[Written instruction] Reproduce the listing word for word, leaving every picture behind.

[Exercise materials]
______
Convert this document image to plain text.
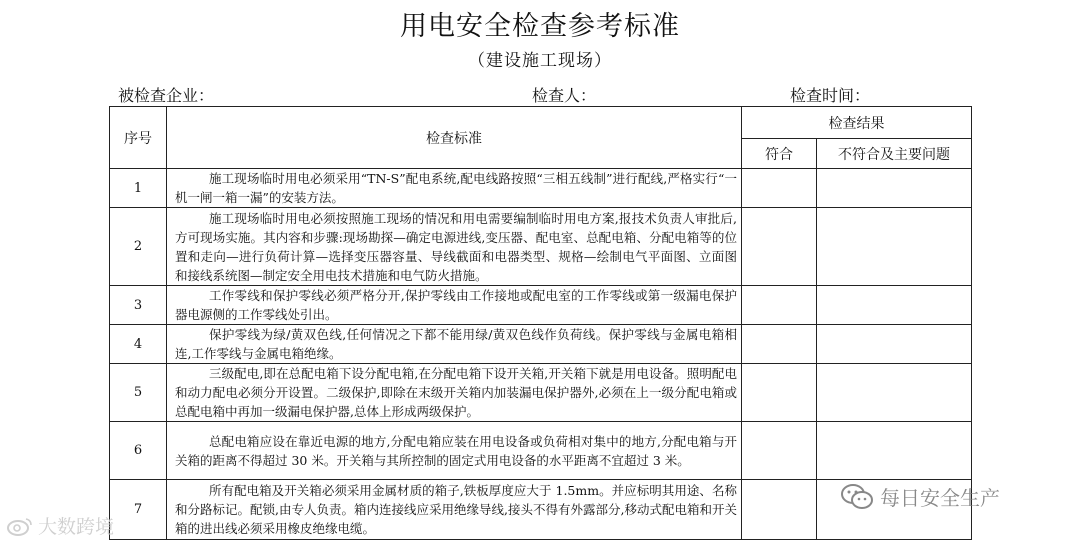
用电安全检查参考标准
（建设施工现场）
被检查企业：	检查人：	检查时间：
序号	检查标准	检查结果	
		符合	不符合及主要问题
1	施工现场临时用电必须采用“TN-S”配电系统,配电线路按照“三相五线制”进行配线,严格实行“一机一闸一箱一漏”的安装方法。		
2	施工现场临时用电必须按照施工现场的情况和用电需要编制临时用电方案,报技术负责人审批后,方可现场实施。其内容和步骤:现场勘探—确定电源进线,变压器、配电室、总配电箱、分配电箱等的位置和走向—进行负荷计算—选择变压器容量、导线截面和电器类型、规格—绘制电气平面图、立面图和接线系统图—制定安全用电技术措施和电气防火措施。		
3	工作零线和保护零线必须严格分开,保护零线由工作接地或配电室的工作零线或第一级漏电保护器电源侧的工作零线处引出。		
4	保护零线为绿/黄双色线,任何情况之下都不能用绿/黄双色线作负荷线。保护零线与金属电箱相连,工作零线与金属电箱绝缘。		
5	三级配电,即在总配电箱下设分配电箱,在分配电箱下设开关箱,开关箱下就是用电设备。照明配电和动力配电必须分开设置。二级保护,即除在末级开关箱内加装漏电保护器外,必须在上一级分配电箱或总配电箱中再加一级漏电保护器,总体上形成两级保护。		
6	总配电箱应设在靠近电源的地方,分配电箱应装在用电设备或负荷相对集中的地方,分配电箱与开关箱的距离不得超过 30 米。开关箱与其所控制的固定式用电设备的水平距离不宜超过 3 米。		
7	所有配电箱及开关箱必须采用金属材质的箱子,铁板厚度应大于 1.5mm。并应标明其用途、名称和分路标记。配锁,由专人负责。箱内连接线应采用绝缘导线,接头不得有外露部分,移动式配电箱和开关箱的进出线必须采用橡皮绝缘电缆。		
大数跨境
每日安全生产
______
[Exercise output]
Convert this document image to plain text.
用电安全检查参考标准
（建设施工现场）
被检查企业：	检查人：	检查时间：
序号	检查标准	检查结果	
		符合	不符合及主要问题
1	施工现场临时用电必须采用“TN-S”配电系统,配电线路按照“三相五线制”进行配线,严格实行“一机一闸一箱一漏”的安装方法。		
2	施工现场临时用电必须按照施工现场的情况和用电需要编制临时用电方案,报技术负责人审批后,方可现场实施。其内容和步骤:现场勘探—确定电源进线,变压器、配电室、总配电箱、分配电箱等的位置和走向—进行负荷计算—选择变压器容量、导线截面和电器类型、规格—绘制电气平面图、立面图和接线系统图—制定安全用电技术措施和电气防火措施。		
3	工作零线和保护零线必须严格分开,保护零线由工作接地或配电室的工作零线或第一级漏电保护器电源侧的工作零线处引出。		
4	保护零线为绿/黄双色线,任何情况之下都不能用绿/黄双色线作负荷线。保护零线与金属电箱相连,工作零线与金属电箱绝缘。		
5	三级配电,即在总配电箱下设分配电箱,在分配电箱下设开关箱,开关箱下就是用电设备。照明配电和动力配电必须分开设置。二级保护,即除在末级开关箱内加装漏电保护器外,必须在上一级分配电箱或总配电箱中再加一级漏电保护器,总体上形成两级保护。		
6	总配电箱应设在靠近电源的地方,分配电箱应装在用电设备或负荷相对集中的地方,分配电箱与开关箱的距离不得超过 30 米。开关箱与其所控制的固定式用电设备的水平距离不宜超过 3 米。		
7	所有配电箱及开关箱必须采用金属材质的箱子,铁板厚度应大于 1.5mm。并应标明其用途、名称和分路标记。配锁,由专人负责。箱内连接线应采用绝缘导线,接头不得有外露部分,移动式配电箱和开关箱的进出线必须采用橡皮绝缘电缆。		
大数跨境
每日安全生产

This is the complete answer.